Segment Open
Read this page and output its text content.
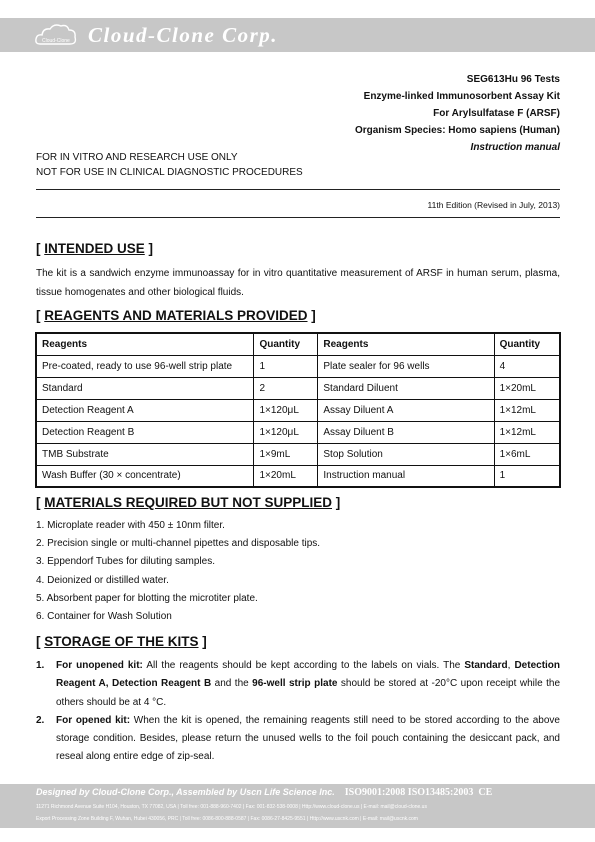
Cloud-Clone Cloud-Clone Corp.
SEG613Hu 96 Tests
Enzyme-linked Immunosorbent Assay Kit
For Arylsulfatase F (ARSF)
Organism Species: Homo sapiens (Human)
Instruction manual
FOR IN VITRO AND RESEARCH USE ONLY
NOT FOR USE IN CLINICAL DIAGNOSTIC PROCEDURES
11th Edition (Revised in July, 2013)
[ INTENDED USE ]
The kit is a sandwich enzyme immunoassay for in vitro quantitative measurement of ARSF in human serum, plasma, tissue homogenates and other biological fluids.
[ REAGENTS AND MATERIALS PROVIDED ]
Reagents	Quantity	Reagents	Quantity
Pre-coated, ready to use 96-well strip plate	1	Plate sealer for 96 wells	4
Standard	2	Standard Diluent	1×20mL
Detection Reagent A	1×120μL	Assay Diluent A	1×12mL
Detection Reagent B	1×120μL	Assay Diluent B	1×12mL
TMB Substrate	1×9mL	Stop Solution	1×6mL
Wash Buffer (30 × concentrate)	1×20mL	Instruction manual	1
[ MATERIALS REQUIRED BUT NOT SUPPLIED ]
1. Microplate reader with 450 ± 10nm filter.
2. Precision single or multi-channel pipettes and disposable tips.
3. Eppendorf Tubes for diluting samples.
4. Deionized or distilled water.
5. Absorbent paper for blotting the microtiter plate.
6. Container for Wash Solution
[ STORAGE OF THE KITS ]
1. For unopened kit: All the reagents should be kept according to the labels on vials. The Standard, Detection Reagent A, Detection Reagent B and the 96-well strip plate should be stored at -20°C upon receipt while the others should be at 4 °C.
2. For opened kit: When the kit is opened, the remaining reagents still need to be stored according to the above storage condition. Besides, please return the unused wells to the foil pouch containing the desiccant pack, and reseal along entire edge of zip-seal.
Designed by Cloud-Clone Corp., Assembled by Uscn Life Science Inc. ISO9001:2008 ISO13485:2003 CE
11271 Richmond Avenue Suite H104, Houston, TX 77082, USA | Toll free: 001-888-960-7402 | Fax: 001-832-538-0008 | Http://www.cloud-clone.us | E-mail: mail@cloud-clone.us
Export Processing Zone Building F, Wuhan, Hubei 430056, PRC | Toll free: 0086-800-888-0587 | Fax: 0086-27-8425-9551 | Http://www.uscnk.com | E-mail: mail@uscnk.com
Segment Closed
__Exercise directions__
The whole of the data above needs retyping exactly, with pictures omitted.

__Exercise output__
Read this page and output its text content.
Cloud-Clone Cloud-Clone Corp.
SEG613Hu 96 Tests
Enzyme-linked Immunosorbent Assay Kit
For Arylsulfatase F (ARSF)
Organism Species: Homo sapiens (Human)
Instruction manual
FOR IN VITRO AND RESEARCH USE ONLY
NOT FOR USE IN CLINICAL DIAGNOSTIC PROCEDURES
11th Edition (Revised in July, 2013)
[ INTENDED USE ]
The kit is a sandwich enzyme immunoassay for in vitro quantitative measurement of ARSF in human serum, plasma, tissue homogenates and other biological fluids.
[ REAGENTS AND MATERIALS PROVIDED ]
Reagents	Quantity	Reagents	Quantity
Pre-coated, ready to use 96-well strip plate	1	Plate sealer for 96 wells	4
Standard	2	Standard Diluent	1×20mL
Detection Reagent A	1×120μL	Assay Diluent A	1×12mL
Detection Reagent B	1×120μL	Assay Diluent B	1×12mL
TMB Substrate	1×9mL	Stop Solution	1×6mL
Wash Buffer (30 × concentrate)	1×20mL	Instruction manual	1
[ MATERIALS REQUIRED BUT NOT SUPPLIED ]
1. Microplate reader with 450 ± 10nm filter.
2. Precision single or multi-channel pipettes and disposable tips.
3. Eppendorf Tubes for diluting samples.
4. Deionized or distilled water.
5. Absorbent paper for blotting the microtiter plate.
6. Container for Wash Solution
[ STORAGE OF THE KITS ]
1. For unopened kit: All the reagents should be kept according to the labels on vials. The Standard, Detection Reagent A, Detection Reagent B and the 96-well strip plate should be stored at -20°C upon receipt while the others should be at 4 °C.
2. For opened kit: When the kit is opened, the remaining reagents still need to be stored according to the above storage condition. Besides, please return the unused wells to the foil pouch containing the desiccant pack, and reseal along entire edge of zip-seal.
Designed by Cloud-Clone Corp., Assembled by Uscn Life Science Inc. ISO9001:2008 ISO13485:2003 CE
11271 Richmond Avenue Suite H104, Houston, TX 77082, USA | Toll free: 001-888-960-7402 | Fax: 001-832-538-0008 | Http://www.cloud-clone.us | E-mail: mail@cloud-clone.us
Export Processing Zone Building F, Wuhan, Hubei 430056, PRC | Toll free: 0086-800-888-0587 | Fax: 0086-27-8425-9551 | Http://www.uscnk.com | E-mail: mail@uscnk.com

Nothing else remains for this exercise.